Work out how many lines have "this" in them. Give only that number.

>>>>

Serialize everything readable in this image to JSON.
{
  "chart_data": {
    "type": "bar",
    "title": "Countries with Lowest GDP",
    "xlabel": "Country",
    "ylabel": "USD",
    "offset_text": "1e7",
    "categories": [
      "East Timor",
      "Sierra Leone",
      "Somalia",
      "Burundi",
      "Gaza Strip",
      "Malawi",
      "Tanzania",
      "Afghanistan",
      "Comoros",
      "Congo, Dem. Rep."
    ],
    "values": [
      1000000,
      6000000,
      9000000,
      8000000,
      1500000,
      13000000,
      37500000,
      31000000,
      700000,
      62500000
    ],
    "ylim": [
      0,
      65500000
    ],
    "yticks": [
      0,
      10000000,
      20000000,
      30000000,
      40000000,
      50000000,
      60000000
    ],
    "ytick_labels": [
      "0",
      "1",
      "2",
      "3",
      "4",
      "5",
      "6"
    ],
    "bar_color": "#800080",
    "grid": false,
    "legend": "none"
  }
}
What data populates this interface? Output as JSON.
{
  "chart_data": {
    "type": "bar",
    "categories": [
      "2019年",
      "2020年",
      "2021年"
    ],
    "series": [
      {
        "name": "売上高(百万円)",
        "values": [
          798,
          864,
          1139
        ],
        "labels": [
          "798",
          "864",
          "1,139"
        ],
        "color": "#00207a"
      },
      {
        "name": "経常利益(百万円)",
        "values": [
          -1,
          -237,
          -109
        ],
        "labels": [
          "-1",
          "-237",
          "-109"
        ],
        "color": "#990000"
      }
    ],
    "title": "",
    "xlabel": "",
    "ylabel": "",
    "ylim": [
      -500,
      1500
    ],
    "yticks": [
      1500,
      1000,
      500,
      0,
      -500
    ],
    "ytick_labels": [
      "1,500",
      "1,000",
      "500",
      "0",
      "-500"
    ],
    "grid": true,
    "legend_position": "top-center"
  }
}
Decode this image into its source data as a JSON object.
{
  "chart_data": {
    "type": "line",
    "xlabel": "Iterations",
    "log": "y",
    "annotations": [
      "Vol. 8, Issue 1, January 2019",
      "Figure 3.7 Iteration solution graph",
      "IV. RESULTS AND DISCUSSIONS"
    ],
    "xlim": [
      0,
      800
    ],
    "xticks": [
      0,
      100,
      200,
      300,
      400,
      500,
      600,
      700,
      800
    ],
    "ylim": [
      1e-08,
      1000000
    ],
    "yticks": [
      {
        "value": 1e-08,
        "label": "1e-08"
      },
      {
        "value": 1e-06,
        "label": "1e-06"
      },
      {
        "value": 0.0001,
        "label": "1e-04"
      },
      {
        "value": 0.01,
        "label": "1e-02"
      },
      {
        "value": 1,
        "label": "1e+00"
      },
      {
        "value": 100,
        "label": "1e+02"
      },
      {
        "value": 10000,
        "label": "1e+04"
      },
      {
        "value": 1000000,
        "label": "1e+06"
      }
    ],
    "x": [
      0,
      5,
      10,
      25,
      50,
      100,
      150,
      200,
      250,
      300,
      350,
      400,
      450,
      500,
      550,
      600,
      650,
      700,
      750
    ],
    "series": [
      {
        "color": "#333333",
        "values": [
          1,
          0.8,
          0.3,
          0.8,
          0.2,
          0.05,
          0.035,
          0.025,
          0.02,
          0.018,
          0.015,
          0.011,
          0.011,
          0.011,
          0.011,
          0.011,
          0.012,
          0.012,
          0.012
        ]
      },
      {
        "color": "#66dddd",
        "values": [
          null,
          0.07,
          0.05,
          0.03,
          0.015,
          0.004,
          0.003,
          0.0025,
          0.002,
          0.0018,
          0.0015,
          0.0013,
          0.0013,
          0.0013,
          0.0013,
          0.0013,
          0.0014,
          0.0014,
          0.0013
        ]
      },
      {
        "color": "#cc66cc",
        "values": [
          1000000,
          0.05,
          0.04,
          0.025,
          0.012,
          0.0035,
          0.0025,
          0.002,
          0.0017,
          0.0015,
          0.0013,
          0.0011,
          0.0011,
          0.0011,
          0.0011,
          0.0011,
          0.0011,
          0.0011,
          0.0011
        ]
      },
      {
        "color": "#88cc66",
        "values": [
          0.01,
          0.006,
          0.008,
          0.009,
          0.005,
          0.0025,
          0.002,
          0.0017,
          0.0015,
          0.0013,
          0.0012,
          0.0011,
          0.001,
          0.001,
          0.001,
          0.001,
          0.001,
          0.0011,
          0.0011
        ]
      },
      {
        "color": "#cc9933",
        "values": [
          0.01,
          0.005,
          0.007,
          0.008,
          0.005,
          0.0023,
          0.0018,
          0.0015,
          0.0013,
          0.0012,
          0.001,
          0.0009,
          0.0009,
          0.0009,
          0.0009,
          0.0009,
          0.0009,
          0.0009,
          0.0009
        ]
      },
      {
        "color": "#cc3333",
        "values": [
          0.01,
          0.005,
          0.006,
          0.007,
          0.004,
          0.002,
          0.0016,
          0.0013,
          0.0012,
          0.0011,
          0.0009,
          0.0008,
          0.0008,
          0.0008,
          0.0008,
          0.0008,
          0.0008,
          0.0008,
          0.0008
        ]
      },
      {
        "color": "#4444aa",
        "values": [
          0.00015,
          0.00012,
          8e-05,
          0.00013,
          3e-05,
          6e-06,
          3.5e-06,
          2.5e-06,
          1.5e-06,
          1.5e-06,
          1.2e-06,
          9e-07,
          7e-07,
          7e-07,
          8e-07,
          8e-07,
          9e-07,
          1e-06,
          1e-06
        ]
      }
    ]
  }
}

<<<<

* Answer to the problem:
3